» **GIVEN INSTRUCTION**: Reproduce the listing below in full and without alteration, apart from its pictures.

» **Records from a dataset**:
"""

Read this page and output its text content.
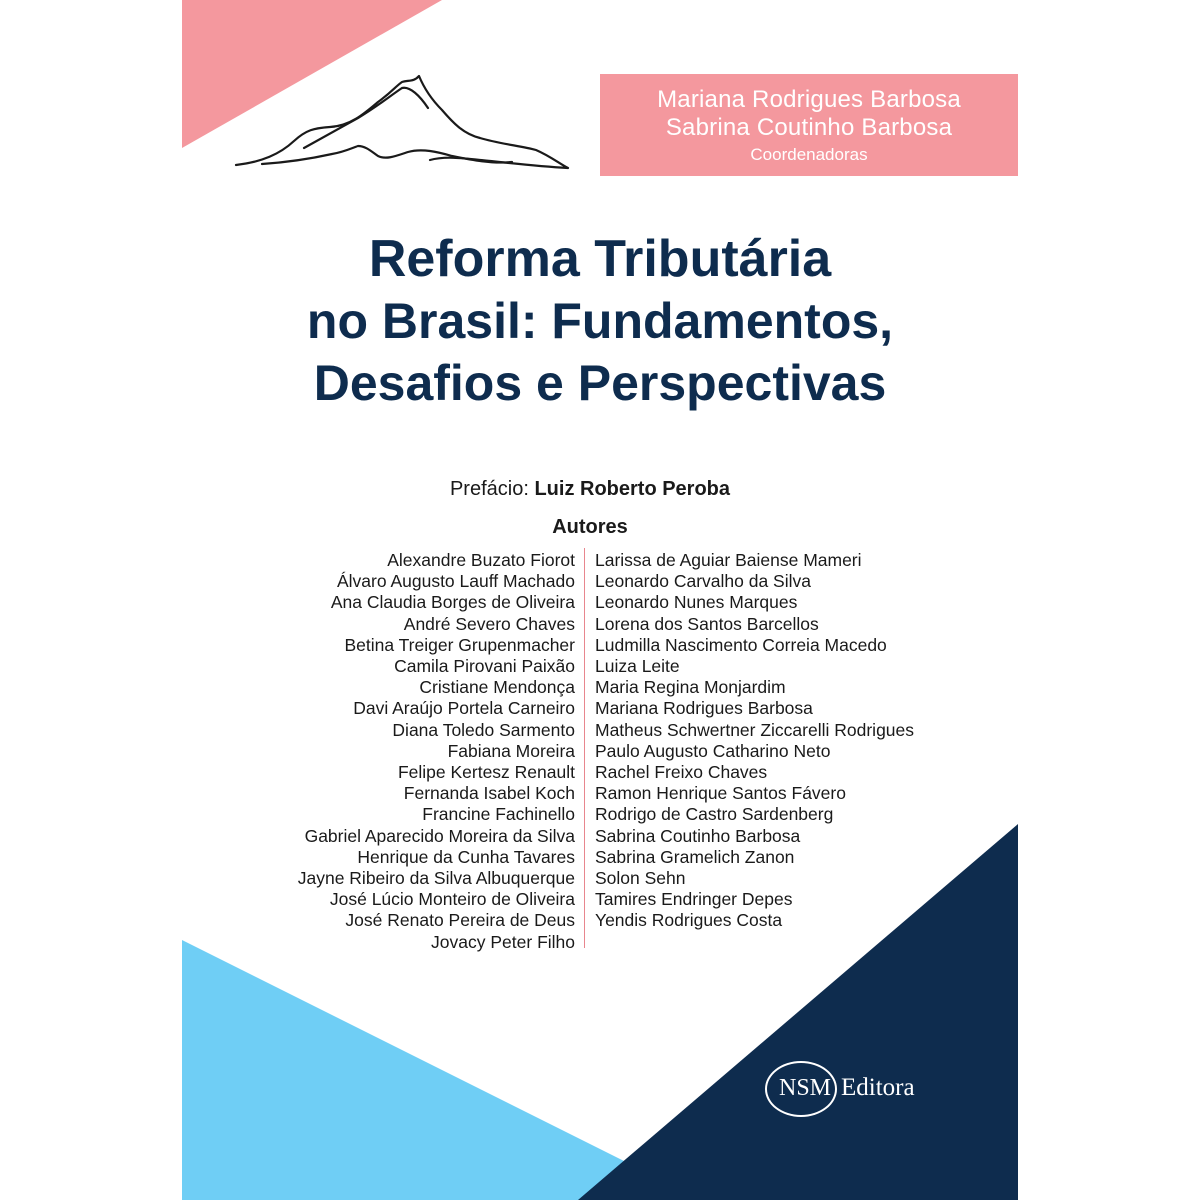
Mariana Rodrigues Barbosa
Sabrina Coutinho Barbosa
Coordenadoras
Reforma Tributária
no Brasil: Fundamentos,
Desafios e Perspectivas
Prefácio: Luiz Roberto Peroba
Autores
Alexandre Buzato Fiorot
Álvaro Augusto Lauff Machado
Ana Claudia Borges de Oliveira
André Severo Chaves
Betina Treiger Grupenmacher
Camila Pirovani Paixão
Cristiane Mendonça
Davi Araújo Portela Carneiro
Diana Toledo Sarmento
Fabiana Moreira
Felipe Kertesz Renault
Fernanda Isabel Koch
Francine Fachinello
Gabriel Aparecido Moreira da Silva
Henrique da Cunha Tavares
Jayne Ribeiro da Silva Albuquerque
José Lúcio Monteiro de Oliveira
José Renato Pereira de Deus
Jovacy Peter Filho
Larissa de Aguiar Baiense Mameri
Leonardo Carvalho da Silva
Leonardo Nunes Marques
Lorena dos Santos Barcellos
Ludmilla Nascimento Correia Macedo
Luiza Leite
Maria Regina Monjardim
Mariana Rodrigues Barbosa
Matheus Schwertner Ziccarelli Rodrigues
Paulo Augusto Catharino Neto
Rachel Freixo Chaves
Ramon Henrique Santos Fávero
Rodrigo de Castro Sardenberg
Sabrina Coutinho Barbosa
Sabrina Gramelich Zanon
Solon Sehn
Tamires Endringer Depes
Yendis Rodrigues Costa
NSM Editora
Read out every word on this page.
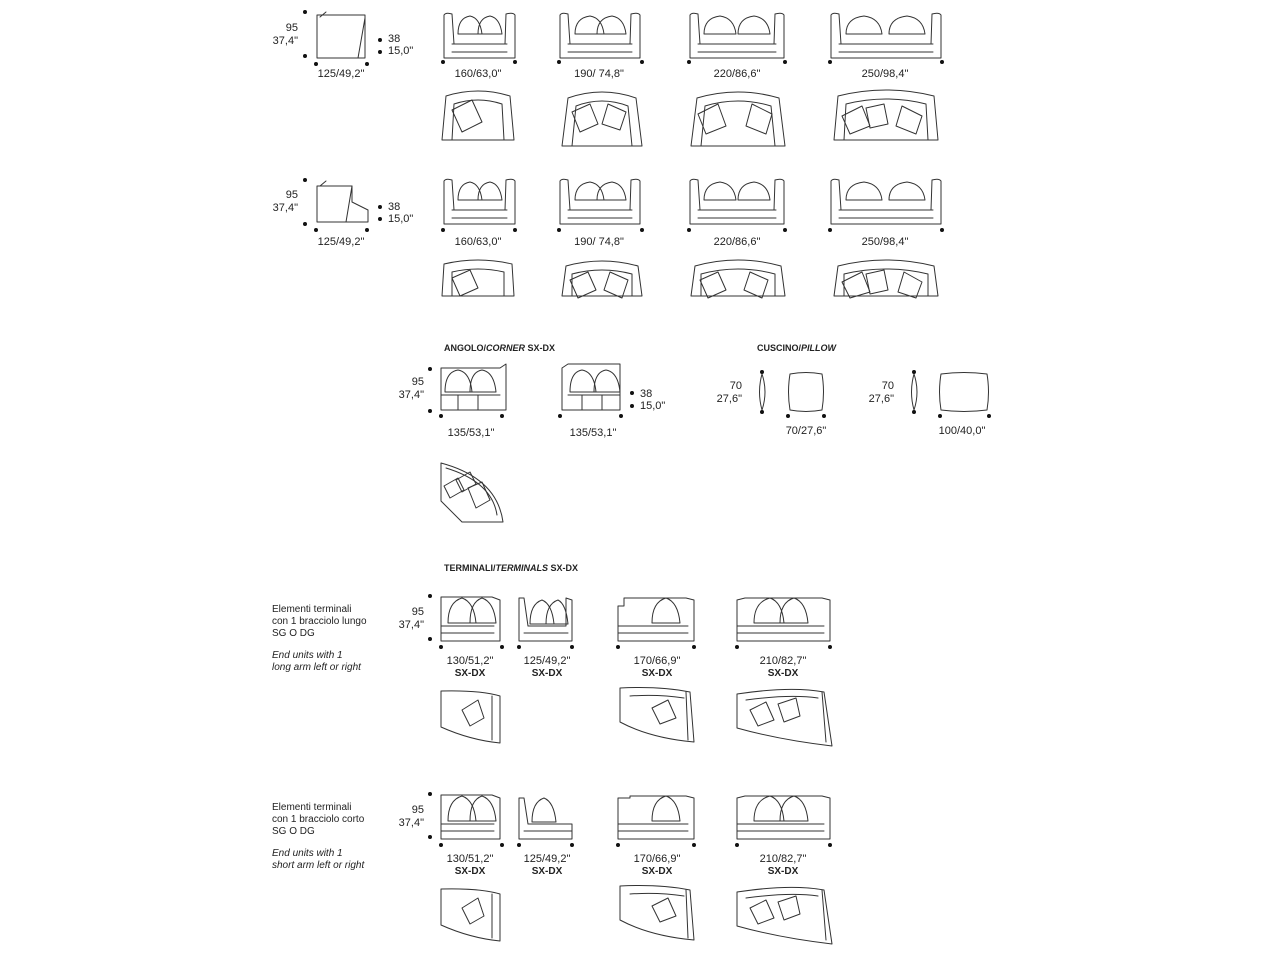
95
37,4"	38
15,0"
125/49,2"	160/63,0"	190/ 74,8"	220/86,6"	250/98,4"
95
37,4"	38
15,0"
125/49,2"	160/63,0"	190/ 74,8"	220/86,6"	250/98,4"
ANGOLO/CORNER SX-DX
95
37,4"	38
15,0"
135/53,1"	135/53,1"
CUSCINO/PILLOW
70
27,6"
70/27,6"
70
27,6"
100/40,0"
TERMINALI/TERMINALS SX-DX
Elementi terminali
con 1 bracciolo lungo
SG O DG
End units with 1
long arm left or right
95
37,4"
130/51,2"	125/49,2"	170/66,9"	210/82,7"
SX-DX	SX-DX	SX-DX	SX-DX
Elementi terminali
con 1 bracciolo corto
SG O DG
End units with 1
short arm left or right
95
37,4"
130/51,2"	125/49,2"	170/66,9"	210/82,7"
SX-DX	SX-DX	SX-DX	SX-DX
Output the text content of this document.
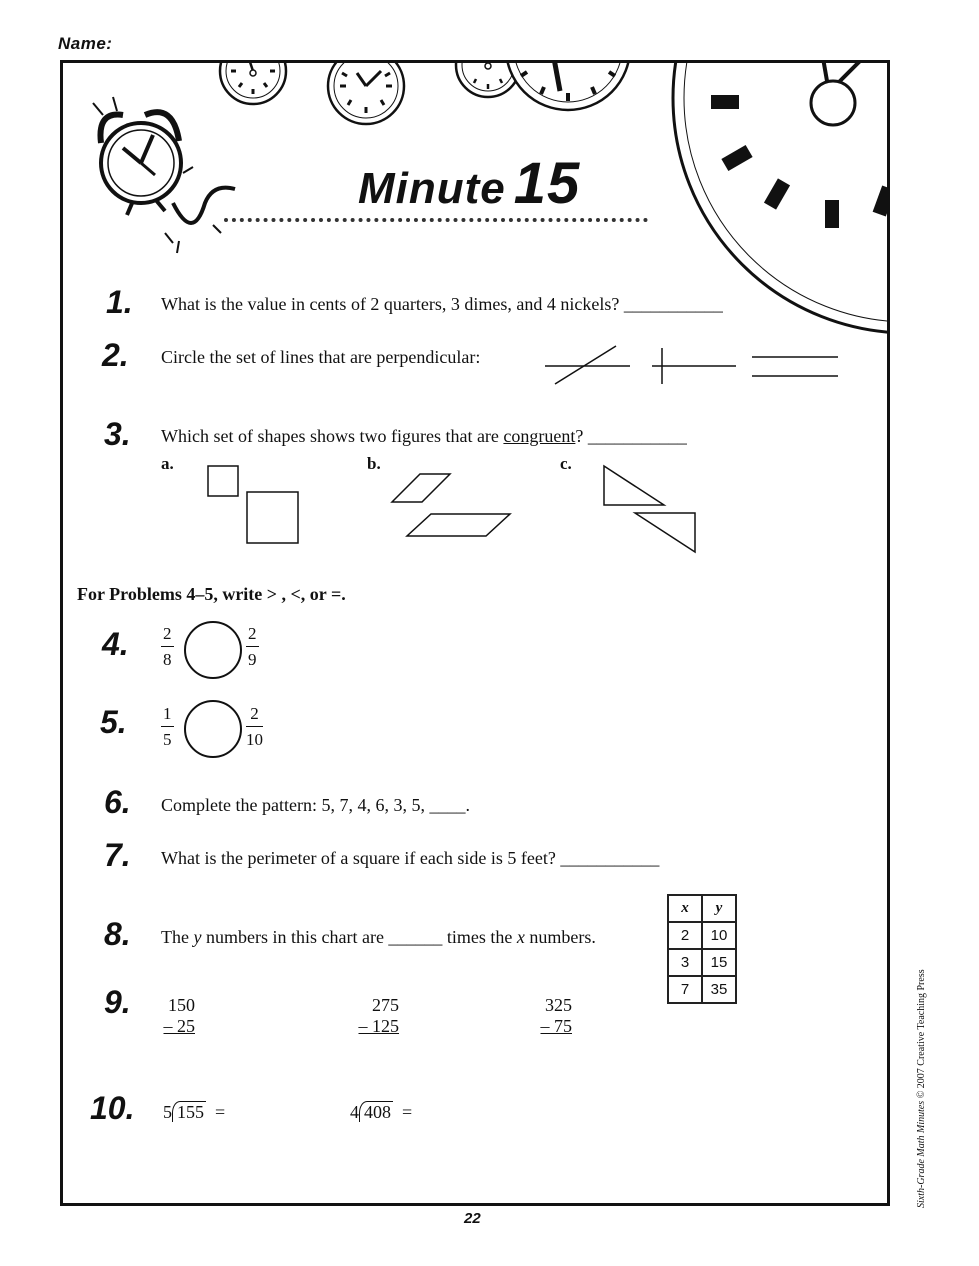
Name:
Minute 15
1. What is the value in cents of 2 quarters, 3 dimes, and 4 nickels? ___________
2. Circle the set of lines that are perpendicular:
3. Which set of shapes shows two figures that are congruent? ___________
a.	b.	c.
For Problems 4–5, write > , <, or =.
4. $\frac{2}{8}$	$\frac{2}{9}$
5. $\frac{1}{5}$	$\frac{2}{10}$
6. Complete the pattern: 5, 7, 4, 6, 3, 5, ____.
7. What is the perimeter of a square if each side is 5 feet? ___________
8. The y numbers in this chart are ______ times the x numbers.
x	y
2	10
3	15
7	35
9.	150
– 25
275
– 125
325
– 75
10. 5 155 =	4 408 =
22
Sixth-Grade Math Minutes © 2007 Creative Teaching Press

"""

» **COMPLETE ANSWER**:
Read this page and output its text content.
Mariana Rodrigues Barbosa
Sabrina Coutinho Barbosa
Coordenadoras
Reforma Tributária
no Brasil: Fundamentos,
Desafios e Perspectivas
Prefácio: Luiz Roberto Peroba
Autores
Alexandre Buzato Fiorot
Álvaro Augusto Lauff Machado
Ana Claudia Borges de Oliveira
André Severo Chaves
Betina Treiger Grupenmacher
Camila Pirovani Paixão
Cristiane Mendonça
Davi Araújo Portela Carneiro
Diana Toledo Sarmento
Fabiana Moreira
Felipe Kertesz Renault
Fernanda Isabel Koch
Francine Fachinello
Gabriel Aparecido Moreira da Silva
Henrique da Cunha Tavares
Jayne Ribeiro da Silva Albuquerque
José Lúcio Monteiro de Oliveira
José Renato Pereira de Deus
Jovacy Peter Filho
Larissa de Aguiar Baiense Mameri
Leonardo Carvalho da Silva
Leonardo Nunes Marques
Lorena dos Santos Barcellos
Ludmilla Nascimento Correia Macedo
Luiza Leite
Maria Regina Monjardim
Mariana Rodrigues Barbosa
Matheus Schwertner Ziccarelli Rodrigues
Paulo Augusto Catharino Neto
Rachel Freixo Chaves
Ramon Henrique Santos Fávero
Rodrigo de Castro Sardenberg
Sabrina Coutinho Barbosa
Sabrina Gramelich Zanon
Solon Sehn
Tamires Endringer Depes
Yendis Rodrigues Costa
NSM Editora
Read out every word on this page.
95
37,4"	38
15,0"
125/49,2"	160/63,0"	190/ 74,8"	220/86,6"	250/98,4"
95
37,4"	38
15,0"
125/49,2"	160/63,0"	190/ 74,8"	220/86,6"	250/98,4"
ANGOLO/CORNER SX-DX
95
37,4"	38
15,0"
135/53,1"	135/53,1"
CUSCINO/PILLOW
70
27,6"
70/27,6"
70
27,6"
100/40,0"
TERMINALI/TERMINALS SX-DX
Elementi terminali
con 1 bracciolo lungo
SG O DG
End units with 1
long arm left or right
95
37,4"
130/51,2"	125/49,2"	170/66,9"	210/82,7"
SX-DX	SX-DX	SX-DX	SX-DX
Elementi terminali
con 1 bracciolo corto
SG O DG
End units with 1
short arm left or right
95
37,4"
130/51,2"	125/49,2"	170/66,9"	210/82,7"
SX-DX	SX-DX	SX-DX	SX-DX
Output the text content of this document.
Name:
Minute 15
1. What is the value in cents of 2 quarters, 3 dimes, and 4 nickels? ___________
2. Circle the set of lines that are perpendicular:
3. Which set of shapes shows two figures that are congruent? ___________
a.	b.	c.
For Problems 4–5, write > , <, or =.
4. $\frac{2}{8}$	$\frac{2}{9}$
5. $\frac{1}{5}$	$\frac{2}{10}$
6. Complete the pattern: 5, 7, 4, 6, 3, 5, ____.
7. What is the perimeter of a square if each side is 5 feet? ___________
8. The y numbers in this chart are ______ times the x numbers.
x	y
2	10
3	15
7	35
9.	150
– 25
275
– 125
325
– 75
10. 5 155 =	4 408 =
22
Sixth-Grade Math Minutes © 2007 Creative Teaching Press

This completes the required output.